In the entries, find all lines that hold the word "Preview" and copy them.

[Extracted data entries]
-- Start --
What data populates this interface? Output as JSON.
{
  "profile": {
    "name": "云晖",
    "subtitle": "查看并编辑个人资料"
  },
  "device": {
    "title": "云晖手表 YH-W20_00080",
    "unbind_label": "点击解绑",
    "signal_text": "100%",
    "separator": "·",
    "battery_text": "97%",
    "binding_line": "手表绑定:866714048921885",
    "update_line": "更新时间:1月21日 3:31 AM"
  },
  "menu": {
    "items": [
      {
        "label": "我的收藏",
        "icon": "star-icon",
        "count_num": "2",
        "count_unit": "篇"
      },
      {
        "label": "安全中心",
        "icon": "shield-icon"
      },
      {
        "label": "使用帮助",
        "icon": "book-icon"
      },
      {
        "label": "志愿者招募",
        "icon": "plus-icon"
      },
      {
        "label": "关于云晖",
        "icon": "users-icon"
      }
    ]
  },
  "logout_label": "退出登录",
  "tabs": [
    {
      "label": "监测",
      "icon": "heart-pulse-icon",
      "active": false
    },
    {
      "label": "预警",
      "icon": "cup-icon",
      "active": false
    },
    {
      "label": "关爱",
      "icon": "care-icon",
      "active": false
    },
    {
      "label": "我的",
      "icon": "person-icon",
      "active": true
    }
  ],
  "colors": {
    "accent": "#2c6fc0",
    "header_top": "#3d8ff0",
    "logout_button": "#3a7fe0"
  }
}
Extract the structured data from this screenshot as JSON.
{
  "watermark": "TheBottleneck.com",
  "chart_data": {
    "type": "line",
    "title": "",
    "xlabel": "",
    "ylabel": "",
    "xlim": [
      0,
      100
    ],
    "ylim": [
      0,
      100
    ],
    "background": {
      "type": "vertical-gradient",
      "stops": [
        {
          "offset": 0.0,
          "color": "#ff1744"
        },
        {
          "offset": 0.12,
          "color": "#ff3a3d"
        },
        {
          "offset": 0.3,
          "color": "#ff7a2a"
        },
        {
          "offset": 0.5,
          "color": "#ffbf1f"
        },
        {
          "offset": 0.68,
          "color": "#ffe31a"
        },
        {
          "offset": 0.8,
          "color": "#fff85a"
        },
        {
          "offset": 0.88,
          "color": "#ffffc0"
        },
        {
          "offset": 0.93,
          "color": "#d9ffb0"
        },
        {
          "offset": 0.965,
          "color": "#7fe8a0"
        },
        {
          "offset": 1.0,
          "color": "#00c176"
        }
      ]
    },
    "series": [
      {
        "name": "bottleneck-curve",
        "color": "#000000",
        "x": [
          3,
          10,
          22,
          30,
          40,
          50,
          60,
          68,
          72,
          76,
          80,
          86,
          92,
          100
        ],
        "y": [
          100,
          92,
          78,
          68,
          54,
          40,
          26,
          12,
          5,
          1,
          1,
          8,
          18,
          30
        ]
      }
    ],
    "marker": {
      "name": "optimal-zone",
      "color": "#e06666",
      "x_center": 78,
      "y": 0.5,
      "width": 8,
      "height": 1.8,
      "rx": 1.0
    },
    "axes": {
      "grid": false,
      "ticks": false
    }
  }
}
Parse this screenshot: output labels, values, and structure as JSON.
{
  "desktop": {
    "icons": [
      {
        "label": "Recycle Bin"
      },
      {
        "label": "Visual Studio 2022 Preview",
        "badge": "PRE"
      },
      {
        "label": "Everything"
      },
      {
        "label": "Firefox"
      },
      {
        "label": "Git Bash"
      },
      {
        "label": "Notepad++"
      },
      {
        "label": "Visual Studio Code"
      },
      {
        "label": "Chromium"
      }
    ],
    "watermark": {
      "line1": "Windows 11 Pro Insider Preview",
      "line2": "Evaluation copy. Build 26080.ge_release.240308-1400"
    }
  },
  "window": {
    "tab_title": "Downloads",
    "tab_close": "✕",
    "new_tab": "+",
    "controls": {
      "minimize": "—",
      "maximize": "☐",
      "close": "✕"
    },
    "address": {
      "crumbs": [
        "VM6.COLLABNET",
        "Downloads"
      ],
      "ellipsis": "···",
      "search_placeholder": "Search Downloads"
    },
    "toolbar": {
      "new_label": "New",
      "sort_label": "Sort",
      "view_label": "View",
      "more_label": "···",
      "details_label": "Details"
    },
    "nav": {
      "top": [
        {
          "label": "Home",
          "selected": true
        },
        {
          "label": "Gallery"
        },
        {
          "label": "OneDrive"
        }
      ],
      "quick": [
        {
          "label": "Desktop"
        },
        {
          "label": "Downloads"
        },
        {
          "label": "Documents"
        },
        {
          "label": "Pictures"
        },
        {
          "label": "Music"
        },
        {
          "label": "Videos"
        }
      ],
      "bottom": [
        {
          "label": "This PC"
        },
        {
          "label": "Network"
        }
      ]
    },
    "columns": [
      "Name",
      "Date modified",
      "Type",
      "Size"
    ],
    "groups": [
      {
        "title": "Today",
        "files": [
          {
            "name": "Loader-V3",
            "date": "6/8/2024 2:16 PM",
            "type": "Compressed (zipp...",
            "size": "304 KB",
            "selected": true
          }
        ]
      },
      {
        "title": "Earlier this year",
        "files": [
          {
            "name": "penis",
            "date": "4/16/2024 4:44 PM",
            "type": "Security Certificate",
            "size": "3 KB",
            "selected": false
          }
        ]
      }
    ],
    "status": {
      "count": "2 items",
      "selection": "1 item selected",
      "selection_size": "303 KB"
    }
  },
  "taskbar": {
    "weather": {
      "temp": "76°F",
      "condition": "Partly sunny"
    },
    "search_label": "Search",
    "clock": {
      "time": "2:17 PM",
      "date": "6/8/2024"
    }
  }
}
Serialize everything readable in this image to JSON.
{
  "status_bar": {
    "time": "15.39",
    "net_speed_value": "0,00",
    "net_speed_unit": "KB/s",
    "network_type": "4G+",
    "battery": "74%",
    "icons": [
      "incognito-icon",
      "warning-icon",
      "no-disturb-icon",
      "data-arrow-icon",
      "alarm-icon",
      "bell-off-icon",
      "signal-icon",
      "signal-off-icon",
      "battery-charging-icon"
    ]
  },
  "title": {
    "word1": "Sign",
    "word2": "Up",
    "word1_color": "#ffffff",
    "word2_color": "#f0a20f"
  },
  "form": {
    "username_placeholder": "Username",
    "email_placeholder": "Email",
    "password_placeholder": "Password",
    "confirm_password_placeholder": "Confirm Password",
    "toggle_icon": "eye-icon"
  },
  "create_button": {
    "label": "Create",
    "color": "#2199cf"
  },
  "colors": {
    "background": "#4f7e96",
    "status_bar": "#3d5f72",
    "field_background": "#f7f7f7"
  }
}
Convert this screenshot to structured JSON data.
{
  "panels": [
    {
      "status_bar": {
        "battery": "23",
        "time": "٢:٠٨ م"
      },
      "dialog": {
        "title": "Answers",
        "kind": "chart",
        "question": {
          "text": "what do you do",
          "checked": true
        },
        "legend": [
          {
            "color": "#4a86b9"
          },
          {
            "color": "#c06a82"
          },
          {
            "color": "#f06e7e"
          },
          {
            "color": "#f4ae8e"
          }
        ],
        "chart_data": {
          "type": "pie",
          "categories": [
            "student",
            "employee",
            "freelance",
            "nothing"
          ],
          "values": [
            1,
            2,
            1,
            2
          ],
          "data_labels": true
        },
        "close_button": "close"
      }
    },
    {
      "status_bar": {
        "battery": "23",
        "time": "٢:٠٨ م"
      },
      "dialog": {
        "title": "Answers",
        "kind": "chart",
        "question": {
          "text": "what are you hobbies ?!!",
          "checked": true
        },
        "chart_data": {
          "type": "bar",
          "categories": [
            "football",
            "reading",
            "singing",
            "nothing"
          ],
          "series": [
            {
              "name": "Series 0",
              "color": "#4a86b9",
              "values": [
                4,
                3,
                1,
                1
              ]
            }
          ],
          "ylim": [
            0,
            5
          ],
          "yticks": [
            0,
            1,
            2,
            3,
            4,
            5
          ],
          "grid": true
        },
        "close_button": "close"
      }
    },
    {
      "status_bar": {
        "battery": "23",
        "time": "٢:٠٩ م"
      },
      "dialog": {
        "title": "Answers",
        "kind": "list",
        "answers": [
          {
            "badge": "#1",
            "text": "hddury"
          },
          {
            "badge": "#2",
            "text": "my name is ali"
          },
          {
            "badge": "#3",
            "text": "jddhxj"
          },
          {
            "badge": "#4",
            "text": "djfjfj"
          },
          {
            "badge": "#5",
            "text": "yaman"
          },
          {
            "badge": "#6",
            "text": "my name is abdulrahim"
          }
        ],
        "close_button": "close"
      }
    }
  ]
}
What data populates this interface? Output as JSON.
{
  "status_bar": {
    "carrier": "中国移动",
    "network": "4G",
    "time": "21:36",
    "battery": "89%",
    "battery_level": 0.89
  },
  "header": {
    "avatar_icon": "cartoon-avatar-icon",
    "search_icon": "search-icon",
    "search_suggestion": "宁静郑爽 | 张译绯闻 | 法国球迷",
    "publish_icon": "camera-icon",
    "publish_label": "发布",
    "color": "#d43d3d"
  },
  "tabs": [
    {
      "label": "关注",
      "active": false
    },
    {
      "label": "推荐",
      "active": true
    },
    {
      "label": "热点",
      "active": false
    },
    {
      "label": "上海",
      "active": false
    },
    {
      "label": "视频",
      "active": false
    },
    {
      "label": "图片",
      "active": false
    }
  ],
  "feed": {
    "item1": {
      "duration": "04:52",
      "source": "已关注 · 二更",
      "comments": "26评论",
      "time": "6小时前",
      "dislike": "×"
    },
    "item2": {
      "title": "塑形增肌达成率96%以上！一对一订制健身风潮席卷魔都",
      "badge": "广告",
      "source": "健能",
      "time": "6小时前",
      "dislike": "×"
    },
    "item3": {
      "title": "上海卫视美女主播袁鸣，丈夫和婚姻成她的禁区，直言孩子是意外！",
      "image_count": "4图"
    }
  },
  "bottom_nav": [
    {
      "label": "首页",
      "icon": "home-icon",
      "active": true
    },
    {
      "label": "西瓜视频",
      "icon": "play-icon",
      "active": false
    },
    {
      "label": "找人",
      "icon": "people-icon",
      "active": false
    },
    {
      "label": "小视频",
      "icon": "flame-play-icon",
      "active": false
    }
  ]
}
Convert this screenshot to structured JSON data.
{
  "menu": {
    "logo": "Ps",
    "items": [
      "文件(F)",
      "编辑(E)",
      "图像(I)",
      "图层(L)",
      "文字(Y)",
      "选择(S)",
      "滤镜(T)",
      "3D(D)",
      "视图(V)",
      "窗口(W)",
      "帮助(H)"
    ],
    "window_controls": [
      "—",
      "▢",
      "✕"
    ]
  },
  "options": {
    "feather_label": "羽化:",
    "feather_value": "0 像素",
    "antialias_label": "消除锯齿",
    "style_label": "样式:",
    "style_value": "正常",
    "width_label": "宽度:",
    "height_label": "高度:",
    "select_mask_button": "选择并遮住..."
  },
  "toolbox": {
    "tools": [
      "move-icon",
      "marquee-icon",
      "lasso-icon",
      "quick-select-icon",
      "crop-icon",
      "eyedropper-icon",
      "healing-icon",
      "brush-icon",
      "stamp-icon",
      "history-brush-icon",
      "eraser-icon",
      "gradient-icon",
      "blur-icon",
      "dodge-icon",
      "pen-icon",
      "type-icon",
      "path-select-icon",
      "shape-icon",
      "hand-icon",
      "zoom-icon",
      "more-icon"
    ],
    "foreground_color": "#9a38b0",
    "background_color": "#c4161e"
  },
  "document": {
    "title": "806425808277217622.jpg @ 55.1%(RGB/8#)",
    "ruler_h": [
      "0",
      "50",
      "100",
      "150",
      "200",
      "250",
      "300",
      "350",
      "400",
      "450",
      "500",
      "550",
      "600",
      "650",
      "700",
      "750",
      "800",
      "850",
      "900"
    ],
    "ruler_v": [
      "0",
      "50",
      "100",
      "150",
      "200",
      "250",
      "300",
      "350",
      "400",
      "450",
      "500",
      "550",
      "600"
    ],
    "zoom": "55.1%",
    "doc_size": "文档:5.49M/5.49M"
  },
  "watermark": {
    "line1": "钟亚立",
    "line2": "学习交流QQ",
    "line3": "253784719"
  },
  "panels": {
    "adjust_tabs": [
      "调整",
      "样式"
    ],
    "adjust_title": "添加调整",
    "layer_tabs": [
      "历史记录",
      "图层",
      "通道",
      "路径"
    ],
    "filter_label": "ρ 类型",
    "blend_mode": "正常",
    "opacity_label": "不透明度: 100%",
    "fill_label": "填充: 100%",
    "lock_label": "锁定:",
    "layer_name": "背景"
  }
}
-- End --
FINAL RESULT:
        "label": "Visual Studio 2022 Preview",
      "line1": "Windows 11 Pro Insider Preview",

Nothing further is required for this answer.